EXERCISE TASK
Locate and copy each line in the data that contains the word "Tabla".

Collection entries
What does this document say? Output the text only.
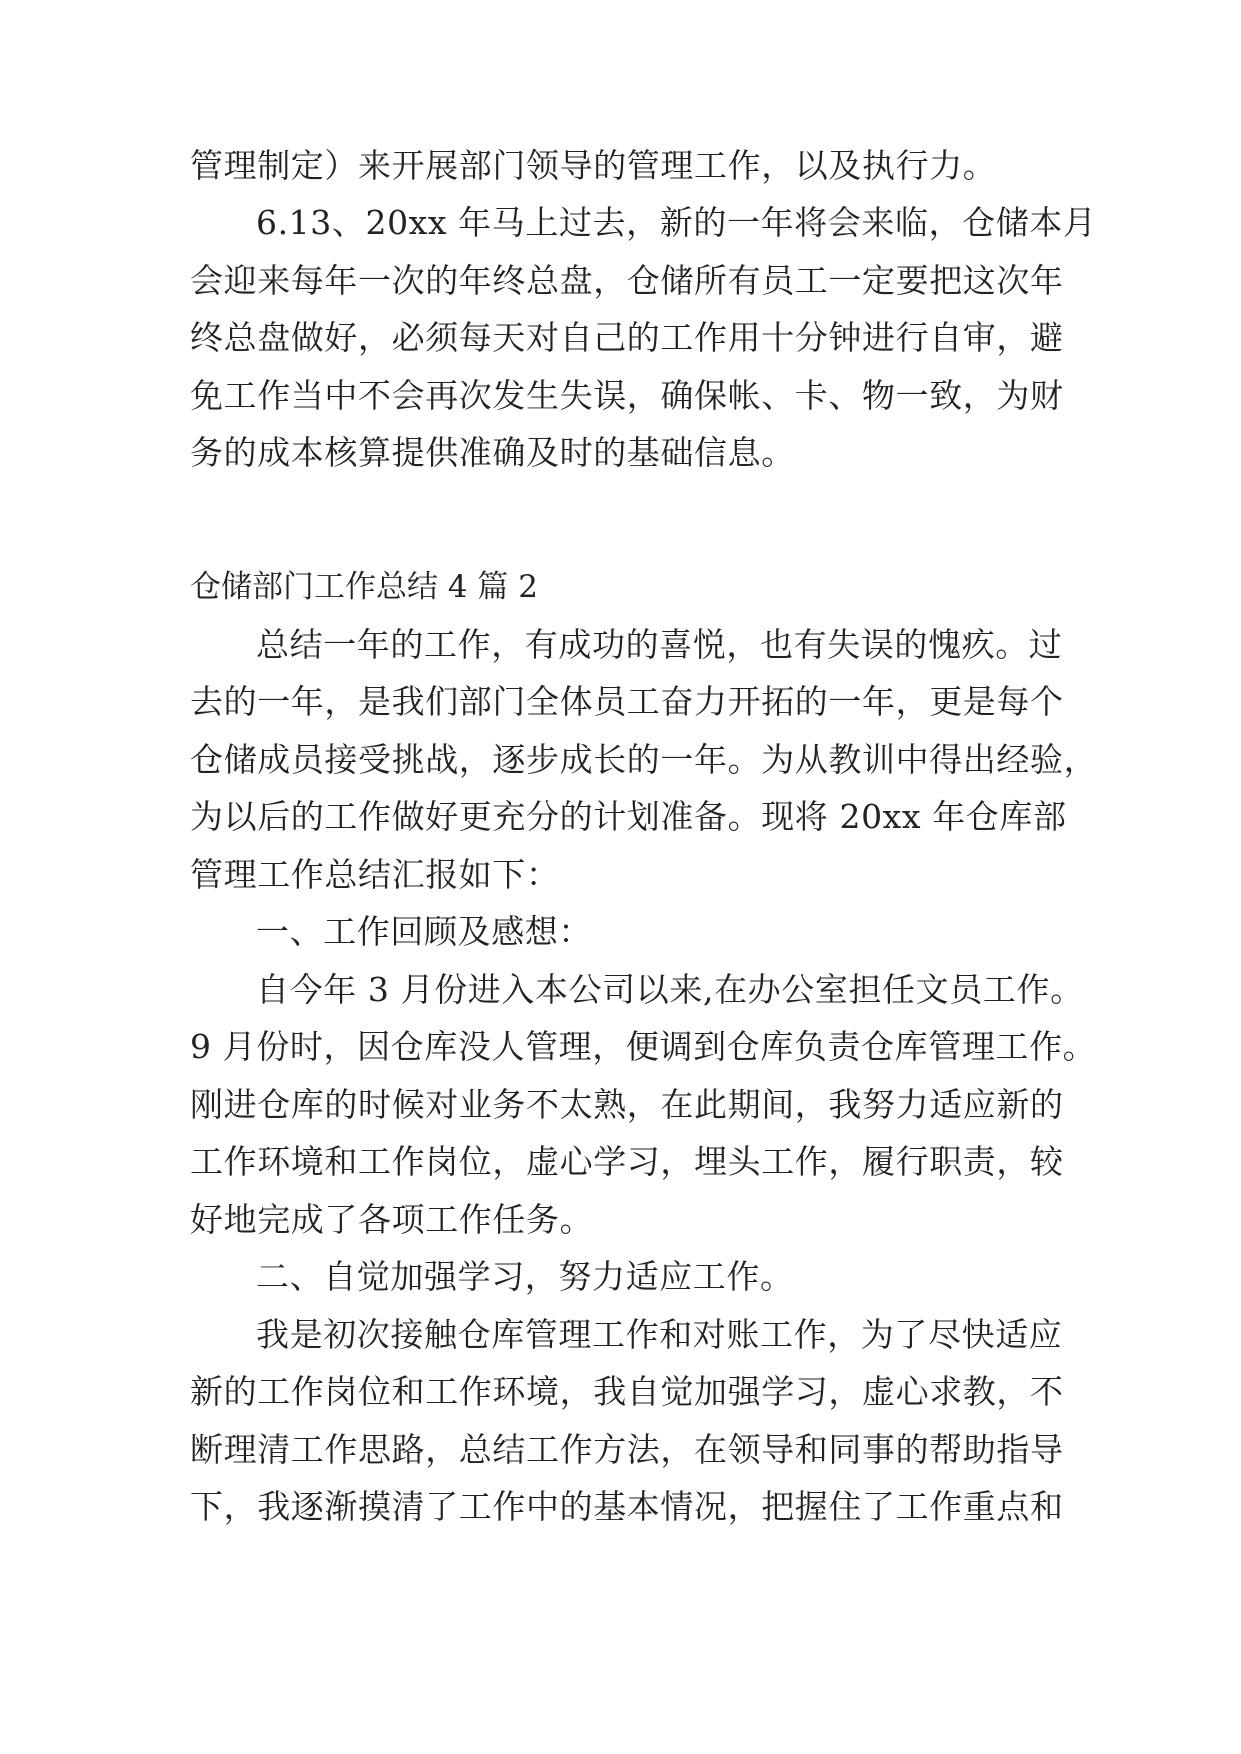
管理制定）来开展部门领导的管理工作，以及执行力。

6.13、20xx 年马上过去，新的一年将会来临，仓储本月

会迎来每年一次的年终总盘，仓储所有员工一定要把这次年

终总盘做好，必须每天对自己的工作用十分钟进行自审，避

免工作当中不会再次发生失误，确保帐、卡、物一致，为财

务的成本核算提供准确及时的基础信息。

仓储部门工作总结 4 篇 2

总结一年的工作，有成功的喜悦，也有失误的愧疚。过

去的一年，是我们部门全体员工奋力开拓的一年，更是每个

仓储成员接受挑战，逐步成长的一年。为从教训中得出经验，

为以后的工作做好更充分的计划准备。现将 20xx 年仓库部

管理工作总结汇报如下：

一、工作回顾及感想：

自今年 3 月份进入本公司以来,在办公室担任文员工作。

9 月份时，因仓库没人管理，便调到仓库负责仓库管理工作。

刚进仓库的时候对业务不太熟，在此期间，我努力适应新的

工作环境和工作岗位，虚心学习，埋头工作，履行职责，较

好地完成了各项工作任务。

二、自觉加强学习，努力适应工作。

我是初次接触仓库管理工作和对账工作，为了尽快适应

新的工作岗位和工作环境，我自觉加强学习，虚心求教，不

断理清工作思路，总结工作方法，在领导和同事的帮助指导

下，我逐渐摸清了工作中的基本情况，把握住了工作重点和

==

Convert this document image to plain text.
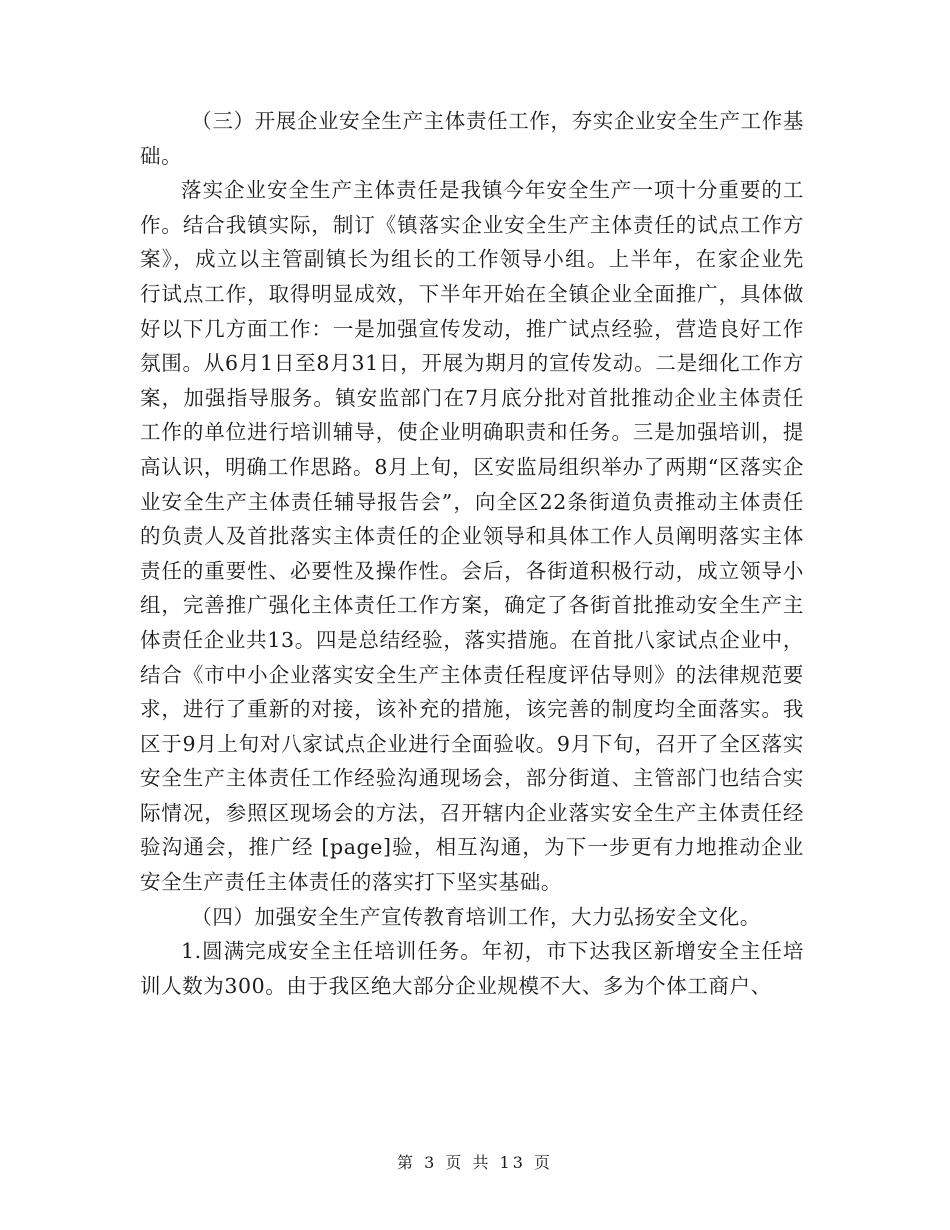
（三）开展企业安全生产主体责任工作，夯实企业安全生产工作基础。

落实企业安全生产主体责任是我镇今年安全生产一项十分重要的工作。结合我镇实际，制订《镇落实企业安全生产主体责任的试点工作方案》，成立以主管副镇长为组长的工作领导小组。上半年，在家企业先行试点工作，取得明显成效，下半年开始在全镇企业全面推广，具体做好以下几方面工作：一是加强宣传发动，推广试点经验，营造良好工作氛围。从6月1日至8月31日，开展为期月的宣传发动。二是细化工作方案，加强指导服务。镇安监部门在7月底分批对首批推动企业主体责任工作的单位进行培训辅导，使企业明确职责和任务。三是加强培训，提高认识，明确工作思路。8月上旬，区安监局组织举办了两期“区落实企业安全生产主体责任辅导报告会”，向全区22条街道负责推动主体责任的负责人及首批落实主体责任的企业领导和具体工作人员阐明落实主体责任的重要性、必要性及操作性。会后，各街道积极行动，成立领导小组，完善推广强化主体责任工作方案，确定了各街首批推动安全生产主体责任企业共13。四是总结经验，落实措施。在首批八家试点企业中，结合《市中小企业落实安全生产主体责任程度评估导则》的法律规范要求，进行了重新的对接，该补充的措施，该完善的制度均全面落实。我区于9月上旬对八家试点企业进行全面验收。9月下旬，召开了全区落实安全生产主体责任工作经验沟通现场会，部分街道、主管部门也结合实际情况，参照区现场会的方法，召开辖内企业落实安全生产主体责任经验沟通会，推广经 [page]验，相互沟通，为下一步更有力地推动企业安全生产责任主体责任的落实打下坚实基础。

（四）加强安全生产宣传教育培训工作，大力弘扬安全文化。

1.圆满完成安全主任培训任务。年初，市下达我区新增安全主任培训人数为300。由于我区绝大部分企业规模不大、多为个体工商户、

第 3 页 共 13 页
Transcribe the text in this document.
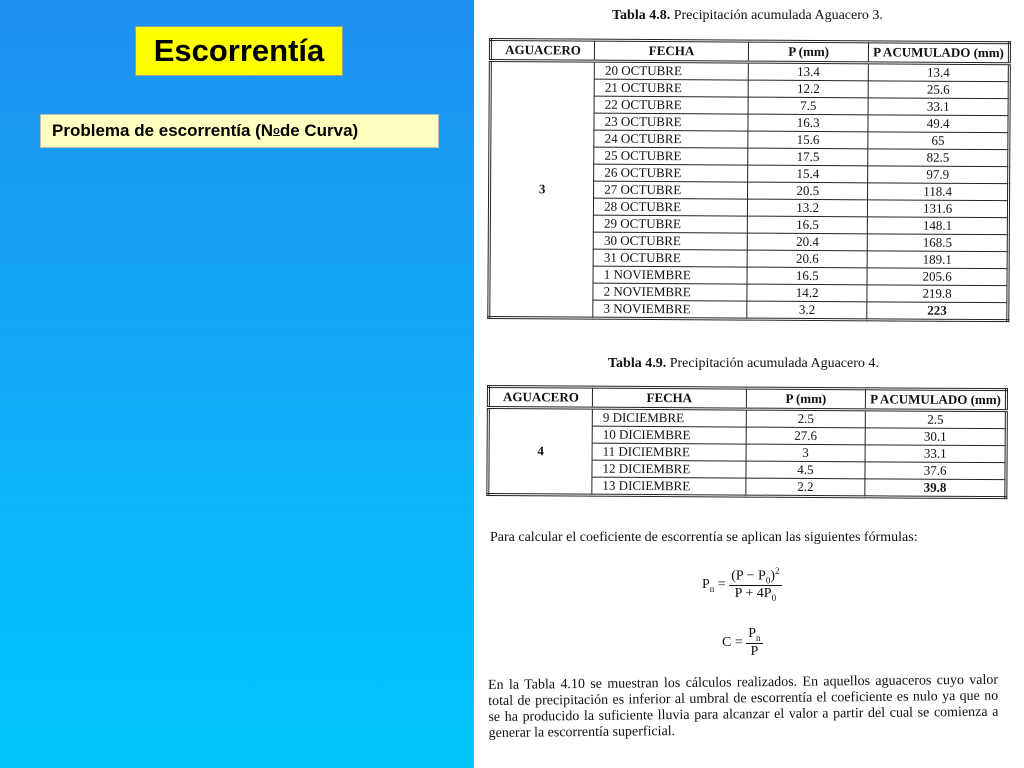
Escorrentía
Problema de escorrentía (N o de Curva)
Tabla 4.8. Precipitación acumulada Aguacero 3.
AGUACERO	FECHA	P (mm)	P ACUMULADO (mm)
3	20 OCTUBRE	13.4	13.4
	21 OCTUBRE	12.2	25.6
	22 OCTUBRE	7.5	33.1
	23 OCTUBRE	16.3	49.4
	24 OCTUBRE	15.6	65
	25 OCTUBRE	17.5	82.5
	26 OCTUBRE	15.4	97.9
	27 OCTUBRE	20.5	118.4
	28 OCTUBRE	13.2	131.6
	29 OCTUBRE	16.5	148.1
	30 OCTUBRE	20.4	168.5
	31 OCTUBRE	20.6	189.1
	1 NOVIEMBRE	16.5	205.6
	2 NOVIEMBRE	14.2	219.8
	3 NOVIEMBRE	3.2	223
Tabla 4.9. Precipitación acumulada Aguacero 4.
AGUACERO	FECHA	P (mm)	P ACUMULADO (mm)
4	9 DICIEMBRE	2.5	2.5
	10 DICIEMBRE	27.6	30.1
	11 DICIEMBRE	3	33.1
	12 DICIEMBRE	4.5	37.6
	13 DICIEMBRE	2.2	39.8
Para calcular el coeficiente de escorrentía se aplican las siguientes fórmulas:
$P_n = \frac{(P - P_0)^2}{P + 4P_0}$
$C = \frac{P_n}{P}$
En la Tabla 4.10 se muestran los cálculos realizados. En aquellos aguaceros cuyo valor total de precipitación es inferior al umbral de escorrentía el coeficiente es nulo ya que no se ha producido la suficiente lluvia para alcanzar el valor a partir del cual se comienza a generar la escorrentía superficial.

--

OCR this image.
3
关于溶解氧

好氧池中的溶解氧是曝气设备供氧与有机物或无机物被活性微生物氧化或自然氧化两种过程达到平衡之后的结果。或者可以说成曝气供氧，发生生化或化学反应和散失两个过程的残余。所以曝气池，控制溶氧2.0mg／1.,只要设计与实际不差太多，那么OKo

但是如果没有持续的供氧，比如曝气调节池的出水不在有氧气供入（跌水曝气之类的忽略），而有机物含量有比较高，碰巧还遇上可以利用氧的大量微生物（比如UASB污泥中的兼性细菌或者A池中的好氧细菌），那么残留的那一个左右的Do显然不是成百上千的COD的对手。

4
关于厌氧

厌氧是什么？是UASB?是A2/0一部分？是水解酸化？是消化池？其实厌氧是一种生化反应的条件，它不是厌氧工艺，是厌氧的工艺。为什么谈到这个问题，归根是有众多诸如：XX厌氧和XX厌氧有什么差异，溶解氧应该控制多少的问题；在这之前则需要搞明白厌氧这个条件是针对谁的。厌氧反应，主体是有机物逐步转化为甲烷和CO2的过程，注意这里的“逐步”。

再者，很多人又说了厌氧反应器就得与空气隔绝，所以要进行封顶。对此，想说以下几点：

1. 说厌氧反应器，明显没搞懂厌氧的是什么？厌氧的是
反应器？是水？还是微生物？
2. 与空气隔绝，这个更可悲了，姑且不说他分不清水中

FINAL ANSWER
Tabla 4.8. Precipitación acumulada Aguacero 3.
Tabla 4.9. Precipitación acumulada Aguacero 4.
En la Tabla 4.10 se muestran los cálculos realizados. En aquellos aguaceros cuyo valor total de precipitación es inferior al umbral de escorrentía el coeficiente es nulo ya que no se ha producido la suficiente lluvia para alcanzar el valor a partir del cual se comienza a generar la escorrentía superficial.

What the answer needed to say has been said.